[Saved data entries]
(begin)
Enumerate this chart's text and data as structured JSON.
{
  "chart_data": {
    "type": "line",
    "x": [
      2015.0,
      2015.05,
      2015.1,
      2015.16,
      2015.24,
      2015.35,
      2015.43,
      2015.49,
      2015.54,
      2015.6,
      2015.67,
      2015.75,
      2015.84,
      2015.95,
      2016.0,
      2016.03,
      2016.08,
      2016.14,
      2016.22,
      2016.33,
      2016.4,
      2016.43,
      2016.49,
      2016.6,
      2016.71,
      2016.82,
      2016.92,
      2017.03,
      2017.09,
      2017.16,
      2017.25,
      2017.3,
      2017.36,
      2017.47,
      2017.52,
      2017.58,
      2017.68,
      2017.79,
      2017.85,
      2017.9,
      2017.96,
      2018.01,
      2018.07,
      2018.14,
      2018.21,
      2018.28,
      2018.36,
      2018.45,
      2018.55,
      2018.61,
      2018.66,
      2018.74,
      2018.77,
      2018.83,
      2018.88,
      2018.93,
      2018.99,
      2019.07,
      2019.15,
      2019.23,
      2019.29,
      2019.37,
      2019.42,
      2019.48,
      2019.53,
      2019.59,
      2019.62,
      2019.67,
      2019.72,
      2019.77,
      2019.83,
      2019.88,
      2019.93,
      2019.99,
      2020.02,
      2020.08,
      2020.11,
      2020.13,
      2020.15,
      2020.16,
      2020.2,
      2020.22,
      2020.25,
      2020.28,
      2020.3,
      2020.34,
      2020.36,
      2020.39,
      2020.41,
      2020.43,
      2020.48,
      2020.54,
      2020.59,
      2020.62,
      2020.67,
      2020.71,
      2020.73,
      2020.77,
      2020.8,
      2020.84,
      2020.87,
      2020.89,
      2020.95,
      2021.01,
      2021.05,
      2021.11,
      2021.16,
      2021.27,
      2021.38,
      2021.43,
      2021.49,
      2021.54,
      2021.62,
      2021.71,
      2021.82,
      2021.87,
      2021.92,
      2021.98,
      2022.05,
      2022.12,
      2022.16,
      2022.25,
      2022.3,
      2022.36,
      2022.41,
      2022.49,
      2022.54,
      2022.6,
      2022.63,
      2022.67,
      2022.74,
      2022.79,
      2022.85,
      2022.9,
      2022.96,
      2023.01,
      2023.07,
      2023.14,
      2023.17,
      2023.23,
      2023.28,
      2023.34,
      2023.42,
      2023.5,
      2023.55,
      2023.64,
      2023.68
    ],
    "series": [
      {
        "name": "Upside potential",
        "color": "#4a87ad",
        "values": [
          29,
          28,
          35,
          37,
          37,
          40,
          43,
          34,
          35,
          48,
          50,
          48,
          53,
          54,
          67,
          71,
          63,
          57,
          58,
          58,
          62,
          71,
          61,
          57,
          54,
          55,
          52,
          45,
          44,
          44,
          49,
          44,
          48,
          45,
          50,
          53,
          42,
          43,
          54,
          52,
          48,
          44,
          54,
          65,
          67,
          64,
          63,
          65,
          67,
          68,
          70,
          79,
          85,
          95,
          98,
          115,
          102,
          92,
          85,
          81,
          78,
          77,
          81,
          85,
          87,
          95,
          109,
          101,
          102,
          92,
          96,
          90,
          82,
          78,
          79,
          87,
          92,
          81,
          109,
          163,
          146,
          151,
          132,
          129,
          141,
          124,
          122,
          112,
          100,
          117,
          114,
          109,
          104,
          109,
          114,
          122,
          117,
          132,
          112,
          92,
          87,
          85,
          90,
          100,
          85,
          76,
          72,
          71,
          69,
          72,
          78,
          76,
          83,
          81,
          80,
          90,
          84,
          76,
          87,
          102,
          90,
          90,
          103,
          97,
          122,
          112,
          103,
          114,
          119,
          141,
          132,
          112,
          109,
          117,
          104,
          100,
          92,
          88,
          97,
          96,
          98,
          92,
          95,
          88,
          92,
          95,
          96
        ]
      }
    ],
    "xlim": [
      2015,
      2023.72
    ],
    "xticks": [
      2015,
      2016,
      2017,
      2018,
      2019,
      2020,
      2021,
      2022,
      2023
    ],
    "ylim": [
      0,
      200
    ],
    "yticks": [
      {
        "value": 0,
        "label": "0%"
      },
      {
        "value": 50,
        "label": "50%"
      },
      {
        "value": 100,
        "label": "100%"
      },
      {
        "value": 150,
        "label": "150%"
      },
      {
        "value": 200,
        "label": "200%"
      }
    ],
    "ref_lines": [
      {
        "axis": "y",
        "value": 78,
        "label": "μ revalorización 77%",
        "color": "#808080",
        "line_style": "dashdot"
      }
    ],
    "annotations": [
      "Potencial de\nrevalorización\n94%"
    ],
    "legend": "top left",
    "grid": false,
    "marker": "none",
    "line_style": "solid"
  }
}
(end)
## What you need to do
Of the lines in this listing, how many contain "label"? Reply with the number and nothing more.

## Worked answer
6